**SET PROBLEM**
Note how many lines contain "spark" and give that number, with nothing else.
=== ROWS ===
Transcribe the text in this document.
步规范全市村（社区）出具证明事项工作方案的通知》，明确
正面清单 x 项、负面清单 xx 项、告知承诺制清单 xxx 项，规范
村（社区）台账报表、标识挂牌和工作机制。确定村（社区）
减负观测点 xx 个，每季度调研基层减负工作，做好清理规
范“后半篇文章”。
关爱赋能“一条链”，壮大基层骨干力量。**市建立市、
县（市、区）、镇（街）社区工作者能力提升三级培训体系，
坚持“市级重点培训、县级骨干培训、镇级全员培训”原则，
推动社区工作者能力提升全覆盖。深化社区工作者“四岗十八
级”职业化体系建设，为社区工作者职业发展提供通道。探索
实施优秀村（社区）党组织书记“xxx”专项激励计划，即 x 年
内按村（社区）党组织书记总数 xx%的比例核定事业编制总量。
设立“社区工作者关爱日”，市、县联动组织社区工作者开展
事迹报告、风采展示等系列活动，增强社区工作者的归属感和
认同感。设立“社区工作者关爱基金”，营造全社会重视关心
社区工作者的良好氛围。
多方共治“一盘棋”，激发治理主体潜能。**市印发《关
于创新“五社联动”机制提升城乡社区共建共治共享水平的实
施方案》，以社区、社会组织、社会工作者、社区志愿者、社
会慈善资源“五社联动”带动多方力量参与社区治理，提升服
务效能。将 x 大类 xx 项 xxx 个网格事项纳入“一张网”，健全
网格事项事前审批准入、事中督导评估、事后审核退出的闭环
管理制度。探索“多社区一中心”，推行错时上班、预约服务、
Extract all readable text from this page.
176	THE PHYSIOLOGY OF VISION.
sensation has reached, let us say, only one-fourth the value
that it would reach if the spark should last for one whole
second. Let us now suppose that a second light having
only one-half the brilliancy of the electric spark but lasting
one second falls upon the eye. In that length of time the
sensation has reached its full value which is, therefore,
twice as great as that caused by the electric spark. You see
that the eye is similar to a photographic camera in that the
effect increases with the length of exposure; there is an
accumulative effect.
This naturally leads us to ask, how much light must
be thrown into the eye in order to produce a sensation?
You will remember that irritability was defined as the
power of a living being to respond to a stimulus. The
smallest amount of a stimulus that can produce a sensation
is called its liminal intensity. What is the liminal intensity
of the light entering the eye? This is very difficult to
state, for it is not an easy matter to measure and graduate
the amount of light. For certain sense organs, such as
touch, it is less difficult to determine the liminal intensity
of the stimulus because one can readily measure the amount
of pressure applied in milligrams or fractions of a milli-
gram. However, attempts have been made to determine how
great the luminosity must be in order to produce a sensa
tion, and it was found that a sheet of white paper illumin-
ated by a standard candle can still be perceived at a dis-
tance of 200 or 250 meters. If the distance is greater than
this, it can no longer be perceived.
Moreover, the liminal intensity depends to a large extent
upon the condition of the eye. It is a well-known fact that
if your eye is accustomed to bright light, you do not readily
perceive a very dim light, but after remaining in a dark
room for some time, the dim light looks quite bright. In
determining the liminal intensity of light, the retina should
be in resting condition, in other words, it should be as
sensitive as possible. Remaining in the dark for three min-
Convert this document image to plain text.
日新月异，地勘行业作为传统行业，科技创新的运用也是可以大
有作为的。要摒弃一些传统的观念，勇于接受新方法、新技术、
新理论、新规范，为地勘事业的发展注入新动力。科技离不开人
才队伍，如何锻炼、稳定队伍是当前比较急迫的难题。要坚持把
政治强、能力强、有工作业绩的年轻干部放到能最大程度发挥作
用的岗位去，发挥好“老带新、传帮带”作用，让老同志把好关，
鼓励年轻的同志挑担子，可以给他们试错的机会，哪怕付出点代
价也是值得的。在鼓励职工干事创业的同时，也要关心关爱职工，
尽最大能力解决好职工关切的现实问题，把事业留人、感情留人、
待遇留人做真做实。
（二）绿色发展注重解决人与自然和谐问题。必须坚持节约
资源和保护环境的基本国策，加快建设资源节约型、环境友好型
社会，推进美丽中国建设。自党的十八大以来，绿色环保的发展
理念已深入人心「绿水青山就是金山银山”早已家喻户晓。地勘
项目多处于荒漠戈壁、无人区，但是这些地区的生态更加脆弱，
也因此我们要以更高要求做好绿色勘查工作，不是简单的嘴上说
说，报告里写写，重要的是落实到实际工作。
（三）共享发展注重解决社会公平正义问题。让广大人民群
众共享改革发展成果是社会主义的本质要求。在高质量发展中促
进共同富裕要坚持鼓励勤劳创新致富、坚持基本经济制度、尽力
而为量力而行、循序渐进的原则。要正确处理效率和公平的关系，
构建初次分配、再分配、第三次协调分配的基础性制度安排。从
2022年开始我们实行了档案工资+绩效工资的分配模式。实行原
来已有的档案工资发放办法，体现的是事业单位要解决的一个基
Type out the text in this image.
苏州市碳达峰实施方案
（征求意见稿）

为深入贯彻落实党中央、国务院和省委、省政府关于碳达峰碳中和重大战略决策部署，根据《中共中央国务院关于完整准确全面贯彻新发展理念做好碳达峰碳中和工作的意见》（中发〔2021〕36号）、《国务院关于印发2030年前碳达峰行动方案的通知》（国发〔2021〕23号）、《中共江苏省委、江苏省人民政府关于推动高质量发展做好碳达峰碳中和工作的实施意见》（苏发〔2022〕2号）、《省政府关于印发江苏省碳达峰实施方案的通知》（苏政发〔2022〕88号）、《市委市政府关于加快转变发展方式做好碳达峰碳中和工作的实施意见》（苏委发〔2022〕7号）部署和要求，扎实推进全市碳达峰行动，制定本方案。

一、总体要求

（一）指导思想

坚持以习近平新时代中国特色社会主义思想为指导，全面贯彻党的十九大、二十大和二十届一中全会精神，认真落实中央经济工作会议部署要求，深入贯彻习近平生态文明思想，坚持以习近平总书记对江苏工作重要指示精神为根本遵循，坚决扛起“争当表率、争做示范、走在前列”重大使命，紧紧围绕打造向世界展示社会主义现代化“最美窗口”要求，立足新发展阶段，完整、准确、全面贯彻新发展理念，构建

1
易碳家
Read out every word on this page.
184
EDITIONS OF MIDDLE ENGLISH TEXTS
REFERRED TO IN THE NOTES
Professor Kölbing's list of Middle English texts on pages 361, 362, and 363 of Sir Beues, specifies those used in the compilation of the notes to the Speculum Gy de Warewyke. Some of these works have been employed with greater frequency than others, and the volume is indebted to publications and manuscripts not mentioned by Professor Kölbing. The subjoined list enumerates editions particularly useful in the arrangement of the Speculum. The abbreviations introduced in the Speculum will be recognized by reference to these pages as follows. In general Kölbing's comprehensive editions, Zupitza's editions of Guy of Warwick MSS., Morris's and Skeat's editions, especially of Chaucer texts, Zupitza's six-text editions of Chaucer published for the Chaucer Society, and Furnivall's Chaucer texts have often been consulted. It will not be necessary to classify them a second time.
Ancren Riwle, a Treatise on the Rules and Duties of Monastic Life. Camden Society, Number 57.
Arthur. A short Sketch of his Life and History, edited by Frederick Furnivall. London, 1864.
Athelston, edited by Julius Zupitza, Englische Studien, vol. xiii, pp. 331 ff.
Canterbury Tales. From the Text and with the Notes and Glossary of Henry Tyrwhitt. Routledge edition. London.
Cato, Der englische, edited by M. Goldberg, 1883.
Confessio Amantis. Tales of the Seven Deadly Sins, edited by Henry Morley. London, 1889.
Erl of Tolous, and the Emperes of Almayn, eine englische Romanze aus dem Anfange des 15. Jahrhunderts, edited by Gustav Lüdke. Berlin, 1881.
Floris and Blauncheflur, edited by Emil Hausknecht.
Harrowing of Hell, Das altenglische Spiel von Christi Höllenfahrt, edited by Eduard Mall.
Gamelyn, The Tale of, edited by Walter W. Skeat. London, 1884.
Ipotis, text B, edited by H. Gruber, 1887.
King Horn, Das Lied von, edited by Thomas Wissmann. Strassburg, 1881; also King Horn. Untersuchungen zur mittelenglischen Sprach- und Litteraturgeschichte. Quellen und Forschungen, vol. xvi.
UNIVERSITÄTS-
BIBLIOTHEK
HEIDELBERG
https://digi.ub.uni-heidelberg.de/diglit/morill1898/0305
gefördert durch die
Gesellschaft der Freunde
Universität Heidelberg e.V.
===
**EXERCISE RESPONSE**
3